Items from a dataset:
+ + + + + + +
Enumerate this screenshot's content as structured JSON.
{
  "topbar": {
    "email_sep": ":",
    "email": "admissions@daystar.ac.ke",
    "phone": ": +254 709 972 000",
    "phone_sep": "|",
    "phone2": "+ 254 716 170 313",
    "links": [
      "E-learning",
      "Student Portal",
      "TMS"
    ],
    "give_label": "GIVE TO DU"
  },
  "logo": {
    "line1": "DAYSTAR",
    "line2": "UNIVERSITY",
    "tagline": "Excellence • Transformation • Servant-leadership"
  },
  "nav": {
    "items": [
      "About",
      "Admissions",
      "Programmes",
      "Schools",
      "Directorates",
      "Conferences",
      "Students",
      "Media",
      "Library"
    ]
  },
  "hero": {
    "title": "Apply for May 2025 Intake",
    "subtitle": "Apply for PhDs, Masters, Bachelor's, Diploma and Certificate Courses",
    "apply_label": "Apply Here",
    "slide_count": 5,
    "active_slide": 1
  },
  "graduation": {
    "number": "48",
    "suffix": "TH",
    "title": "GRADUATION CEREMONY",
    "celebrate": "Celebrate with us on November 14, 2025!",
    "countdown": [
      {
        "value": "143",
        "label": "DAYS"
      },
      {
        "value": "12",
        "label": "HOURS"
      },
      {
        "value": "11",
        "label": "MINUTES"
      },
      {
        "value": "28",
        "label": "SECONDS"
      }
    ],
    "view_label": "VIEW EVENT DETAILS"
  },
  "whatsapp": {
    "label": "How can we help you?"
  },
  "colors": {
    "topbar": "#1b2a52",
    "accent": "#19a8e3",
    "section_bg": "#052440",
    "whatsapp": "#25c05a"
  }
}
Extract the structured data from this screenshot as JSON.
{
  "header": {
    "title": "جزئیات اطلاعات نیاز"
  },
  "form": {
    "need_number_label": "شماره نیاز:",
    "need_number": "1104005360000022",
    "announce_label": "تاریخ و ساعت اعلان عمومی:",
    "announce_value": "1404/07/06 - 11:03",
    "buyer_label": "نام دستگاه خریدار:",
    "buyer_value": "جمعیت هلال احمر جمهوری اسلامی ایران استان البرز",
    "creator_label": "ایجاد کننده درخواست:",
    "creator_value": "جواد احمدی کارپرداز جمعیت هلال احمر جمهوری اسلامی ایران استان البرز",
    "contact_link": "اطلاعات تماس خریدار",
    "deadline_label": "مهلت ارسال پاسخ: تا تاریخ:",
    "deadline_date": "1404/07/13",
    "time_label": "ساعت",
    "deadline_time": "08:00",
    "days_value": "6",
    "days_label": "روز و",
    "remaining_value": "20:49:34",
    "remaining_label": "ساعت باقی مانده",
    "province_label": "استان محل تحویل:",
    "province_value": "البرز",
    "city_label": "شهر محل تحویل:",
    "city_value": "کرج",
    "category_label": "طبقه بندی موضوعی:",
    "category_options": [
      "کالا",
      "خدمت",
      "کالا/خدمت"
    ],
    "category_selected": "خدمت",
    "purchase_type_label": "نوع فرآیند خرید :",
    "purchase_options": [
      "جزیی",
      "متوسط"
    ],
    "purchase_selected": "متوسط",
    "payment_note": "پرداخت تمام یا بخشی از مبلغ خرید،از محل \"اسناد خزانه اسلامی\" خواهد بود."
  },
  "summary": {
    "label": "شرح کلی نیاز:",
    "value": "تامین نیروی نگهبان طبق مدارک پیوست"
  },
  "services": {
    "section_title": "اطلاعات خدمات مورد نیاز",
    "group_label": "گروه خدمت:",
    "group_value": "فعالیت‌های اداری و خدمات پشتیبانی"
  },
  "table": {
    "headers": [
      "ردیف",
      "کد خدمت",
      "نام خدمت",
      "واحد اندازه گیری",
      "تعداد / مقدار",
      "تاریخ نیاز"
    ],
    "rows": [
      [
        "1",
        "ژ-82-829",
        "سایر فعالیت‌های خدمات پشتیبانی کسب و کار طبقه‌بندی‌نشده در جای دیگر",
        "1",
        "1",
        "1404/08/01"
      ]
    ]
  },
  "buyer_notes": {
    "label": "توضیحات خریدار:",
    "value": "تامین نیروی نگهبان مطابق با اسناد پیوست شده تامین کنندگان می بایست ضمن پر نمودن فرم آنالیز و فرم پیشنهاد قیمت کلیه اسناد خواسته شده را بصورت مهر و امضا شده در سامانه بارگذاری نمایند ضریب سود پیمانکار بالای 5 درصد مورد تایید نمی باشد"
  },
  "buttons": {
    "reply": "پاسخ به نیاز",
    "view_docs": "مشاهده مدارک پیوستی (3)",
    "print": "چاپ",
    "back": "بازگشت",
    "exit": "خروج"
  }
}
+ + + + + + +
*What the exercise asks*. Which lines include "تامین"? Copy each of them out.

*Exercise answer*.
    "value": "تامین نیروی نگهبان طبق مدارک پیوست"
    "value": "تامین نیروی نگهبان مطابق با اسناد پیوست شده تامین کنندگان می بایست ضمن پر نمودن فرم آنالیز و فرم پیشنهاد قیمت کلیه اسناد خواسته شده را بصورت مهر و امضا شده در سامانه بارگذاری نمایند ضریب سود پیمانکار بالای 5 درصد مورد تایید نمی باشد"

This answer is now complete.